• Goal of the exercise
Duplicate the lines of the items between the line containing "legend-label-earnings: S&P 500" and the line containing "x-axis-ticks: 2014 2015", inclusive, keeping every character identical.

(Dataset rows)

· · ·

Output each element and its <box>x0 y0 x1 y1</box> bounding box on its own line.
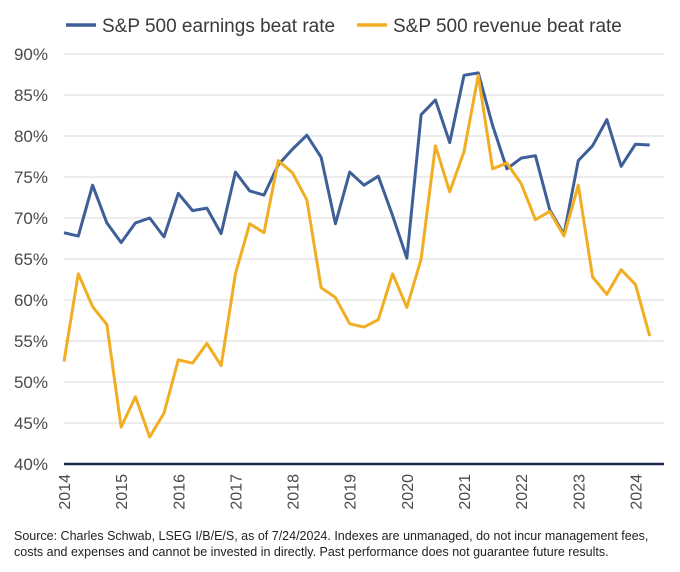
legend-label-earnings: S&P 500 earnings beat rate <box>102 16 335 37</box>
y-tick-label: 50% <box>14 373 48 392</box>
series-lines <box>62 71 652 439</box>
y-tick-label: 60% <box>14 291 48 310</box>
x-tick-label: 2021 <box>457 474 474 510</box>
x-tick-label: 2017 <box>228 474 245 510</box>
y-tick-label: 45% <box>14 414 48 433</box>
x-axis-ticks: 2014 2015 2016 2017 2018 2019 2020 2021 2022 2023… <box>57 474 645 510</box>
x-tick-label: 2020 <box>400 474 417 510</box>
y-tick-label: 90% <box>14 45 48 64</box>
x-tick-label: 2014 <box>57 474 74 510</box>
x-tick-label: 2022 <box>514 474 531 510</box>
x-tick-label: 2016 <box>171 474 188 510</box>
y-tick-label: 65% <box>14 250 48 269</box>
y-tick-label: 40% <box>14 455 48 474</box>
x-tick-label: 2015 <box>114 474 131 510</box>
y-tick-label: 70% <box>14 209 48 228</box>
gridlines <box>64 53 664 424</box>
legend-label-revenue: S&P 500 revenue beat rate <box>393 16 622 37</box>
x-tick-label: 2018 <box>286 474 303 510</box>
x-tick-label: 2023 <box>571 474 588 510</box>
legend: S&P 500 earnings beat rate S&P 500 reven… <box>66 16 622 37</box>
series-line-revenue <box>62 73 652 439</box>
x-tick-label: 2024 <box>628 474 645 510</box>
y-tick-label: 55% <box>14 332 48 351</box>
y-tick-label: 75% <box>14 168 48 187</box>
x-tick-label: 2019 <box>343 474 360 510</box>
source-note: Source: Charles Schwab, LSEG I/B/E/S, as… <box>14 529 649 559</box>
y-tick-label: 85% <box>14 86 48 105</box>
y-tick-label: 80% <box>14 127 48 146</box>
y-axis-ticks: 40% 45% 50% 55% 60% 65% 70% 75% 80% 85% 90% <box>14 45 48 474</box>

· · ·

• Result
legend-label-earnings: S&P 500 earnings beat rate <box>102 16 335 37</box>
y-tick-label: 50% <box>14 373 48 392</box>
series-lines <box>62 71 652 439</box>
y-tick-label: 60% <box>14 291 48 310</box>
x-tick-label: 2021 <box>457 474 474 510</box>
x-tick-label: 2017 <box>228 474 245 510</box>
y-tick-label: 45% <box>14 414 48 433</box>
x-axis-ticks: 2014 2015 2016 2017 2018 2019 2020 2021 2022 2023… <box>57 474 645 510</box>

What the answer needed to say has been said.